• **THE RECORDS**
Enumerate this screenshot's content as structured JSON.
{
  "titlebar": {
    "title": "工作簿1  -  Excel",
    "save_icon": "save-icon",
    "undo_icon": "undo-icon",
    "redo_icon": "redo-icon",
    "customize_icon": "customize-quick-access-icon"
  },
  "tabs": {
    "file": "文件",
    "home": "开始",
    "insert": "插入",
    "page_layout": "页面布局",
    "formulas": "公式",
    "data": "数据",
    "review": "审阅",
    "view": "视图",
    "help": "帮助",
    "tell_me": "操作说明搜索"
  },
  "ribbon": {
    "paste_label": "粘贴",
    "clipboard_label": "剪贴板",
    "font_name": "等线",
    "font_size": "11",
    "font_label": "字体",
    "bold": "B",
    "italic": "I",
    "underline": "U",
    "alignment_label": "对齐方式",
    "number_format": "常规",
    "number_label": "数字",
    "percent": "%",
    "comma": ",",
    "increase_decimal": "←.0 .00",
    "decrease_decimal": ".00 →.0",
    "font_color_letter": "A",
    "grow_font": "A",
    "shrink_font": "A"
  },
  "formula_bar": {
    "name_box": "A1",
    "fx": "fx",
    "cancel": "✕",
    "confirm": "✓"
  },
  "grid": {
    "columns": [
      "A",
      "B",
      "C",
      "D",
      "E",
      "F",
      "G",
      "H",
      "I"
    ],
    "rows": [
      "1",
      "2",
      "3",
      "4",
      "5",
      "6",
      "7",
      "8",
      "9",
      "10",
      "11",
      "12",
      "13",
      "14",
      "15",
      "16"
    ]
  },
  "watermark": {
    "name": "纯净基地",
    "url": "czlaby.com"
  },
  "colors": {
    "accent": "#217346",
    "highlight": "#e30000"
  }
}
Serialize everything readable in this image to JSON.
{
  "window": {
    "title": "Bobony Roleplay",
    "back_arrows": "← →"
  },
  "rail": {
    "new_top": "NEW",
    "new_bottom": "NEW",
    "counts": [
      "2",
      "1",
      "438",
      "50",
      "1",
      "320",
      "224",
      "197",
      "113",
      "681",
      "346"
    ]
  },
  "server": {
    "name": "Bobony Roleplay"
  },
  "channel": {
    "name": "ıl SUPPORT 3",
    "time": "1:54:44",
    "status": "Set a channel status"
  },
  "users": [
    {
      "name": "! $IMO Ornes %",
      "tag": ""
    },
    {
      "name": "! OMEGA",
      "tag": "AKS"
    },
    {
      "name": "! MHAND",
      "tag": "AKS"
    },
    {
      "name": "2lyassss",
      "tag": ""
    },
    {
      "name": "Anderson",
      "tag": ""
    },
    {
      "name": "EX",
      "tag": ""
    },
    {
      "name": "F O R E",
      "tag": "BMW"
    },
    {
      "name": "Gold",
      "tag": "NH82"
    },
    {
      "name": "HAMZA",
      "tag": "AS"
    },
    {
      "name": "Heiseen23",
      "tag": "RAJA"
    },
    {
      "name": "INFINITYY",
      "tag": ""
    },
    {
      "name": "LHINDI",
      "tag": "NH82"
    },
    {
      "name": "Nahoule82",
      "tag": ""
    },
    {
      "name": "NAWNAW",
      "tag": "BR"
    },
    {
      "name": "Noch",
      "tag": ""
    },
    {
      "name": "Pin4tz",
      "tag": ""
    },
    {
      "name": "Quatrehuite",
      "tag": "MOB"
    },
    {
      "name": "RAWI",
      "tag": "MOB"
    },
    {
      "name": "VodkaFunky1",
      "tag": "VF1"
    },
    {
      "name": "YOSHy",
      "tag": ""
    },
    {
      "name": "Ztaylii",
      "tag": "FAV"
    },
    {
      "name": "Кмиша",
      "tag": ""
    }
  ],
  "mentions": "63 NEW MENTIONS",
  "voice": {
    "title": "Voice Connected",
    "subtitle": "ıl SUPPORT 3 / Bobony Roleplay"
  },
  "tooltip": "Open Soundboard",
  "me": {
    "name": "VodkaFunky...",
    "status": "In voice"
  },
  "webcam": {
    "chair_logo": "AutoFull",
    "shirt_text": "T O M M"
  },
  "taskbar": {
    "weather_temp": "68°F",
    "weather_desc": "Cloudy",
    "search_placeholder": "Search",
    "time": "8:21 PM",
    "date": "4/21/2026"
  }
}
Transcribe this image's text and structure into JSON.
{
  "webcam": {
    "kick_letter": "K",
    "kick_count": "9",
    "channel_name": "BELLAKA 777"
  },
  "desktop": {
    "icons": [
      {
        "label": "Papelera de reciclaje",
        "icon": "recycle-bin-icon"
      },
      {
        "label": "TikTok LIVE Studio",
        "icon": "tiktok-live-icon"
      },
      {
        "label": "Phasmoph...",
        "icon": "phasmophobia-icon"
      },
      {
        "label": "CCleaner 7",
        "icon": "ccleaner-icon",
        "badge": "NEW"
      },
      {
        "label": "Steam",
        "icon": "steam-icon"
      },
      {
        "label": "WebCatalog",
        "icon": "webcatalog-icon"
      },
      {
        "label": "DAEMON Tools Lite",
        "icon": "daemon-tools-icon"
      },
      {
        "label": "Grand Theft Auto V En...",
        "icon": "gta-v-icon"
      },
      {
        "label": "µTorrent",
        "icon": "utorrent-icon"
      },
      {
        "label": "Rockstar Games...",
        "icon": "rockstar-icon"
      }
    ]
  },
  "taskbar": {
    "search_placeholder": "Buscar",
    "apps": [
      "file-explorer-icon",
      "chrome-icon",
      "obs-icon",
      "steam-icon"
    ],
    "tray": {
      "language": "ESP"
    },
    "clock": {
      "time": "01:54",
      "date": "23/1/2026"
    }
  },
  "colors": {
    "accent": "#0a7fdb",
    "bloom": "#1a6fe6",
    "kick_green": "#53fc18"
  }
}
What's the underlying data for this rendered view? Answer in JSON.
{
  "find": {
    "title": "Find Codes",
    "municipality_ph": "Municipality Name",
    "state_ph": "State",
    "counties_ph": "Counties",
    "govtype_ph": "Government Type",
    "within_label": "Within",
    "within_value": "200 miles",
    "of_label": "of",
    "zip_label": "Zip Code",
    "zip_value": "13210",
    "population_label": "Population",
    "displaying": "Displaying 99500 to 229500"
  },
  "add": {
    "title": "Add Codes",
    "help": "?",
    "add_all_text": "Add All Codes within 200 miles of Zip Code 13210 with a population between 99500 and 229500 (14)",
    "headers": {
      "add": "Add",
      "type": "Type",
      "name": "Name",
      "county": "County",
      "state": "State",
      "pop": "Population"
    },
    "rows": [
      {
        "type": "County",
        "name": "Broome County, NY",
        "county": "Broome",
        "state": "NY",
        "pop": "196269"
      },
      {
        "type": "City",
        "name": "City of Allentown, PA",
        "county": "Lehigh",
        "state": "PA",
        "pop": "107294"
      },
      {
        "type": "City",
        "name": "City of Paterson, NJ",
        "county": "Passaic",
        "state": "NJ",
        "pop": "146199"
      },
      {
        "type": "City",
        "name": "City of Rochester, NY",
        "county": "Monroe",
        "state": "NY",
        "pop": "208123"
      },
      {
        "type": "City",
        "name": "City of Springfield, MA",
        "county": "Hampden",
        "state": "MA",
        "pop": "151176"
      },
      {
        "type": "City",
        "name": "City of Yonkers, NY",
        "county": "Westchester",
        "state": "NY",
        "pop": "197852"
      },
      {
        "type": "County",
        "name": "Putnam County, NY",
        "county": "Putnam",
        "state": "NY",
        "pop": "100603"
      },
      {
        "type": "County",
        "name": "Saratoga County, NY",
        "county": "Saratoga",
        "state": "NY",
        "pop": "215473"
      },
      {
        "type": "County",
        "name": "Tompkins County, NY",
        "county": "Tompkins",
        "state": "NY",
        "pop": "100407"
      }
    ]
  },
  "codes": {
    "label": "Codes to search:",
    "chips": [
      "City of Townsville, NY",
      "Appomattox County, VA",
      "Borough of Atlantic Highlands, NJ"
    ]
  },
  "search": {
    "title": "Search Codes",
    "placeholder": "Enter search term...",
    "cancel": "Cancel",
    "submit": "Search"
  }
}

• **OBJECTIVE**
Which lines hold the string "Putnam"? Copy all of them from the data above.

• **WRITTEN ANSWER**
        "name": "Putnam County, NY",
        "county": "Putnam",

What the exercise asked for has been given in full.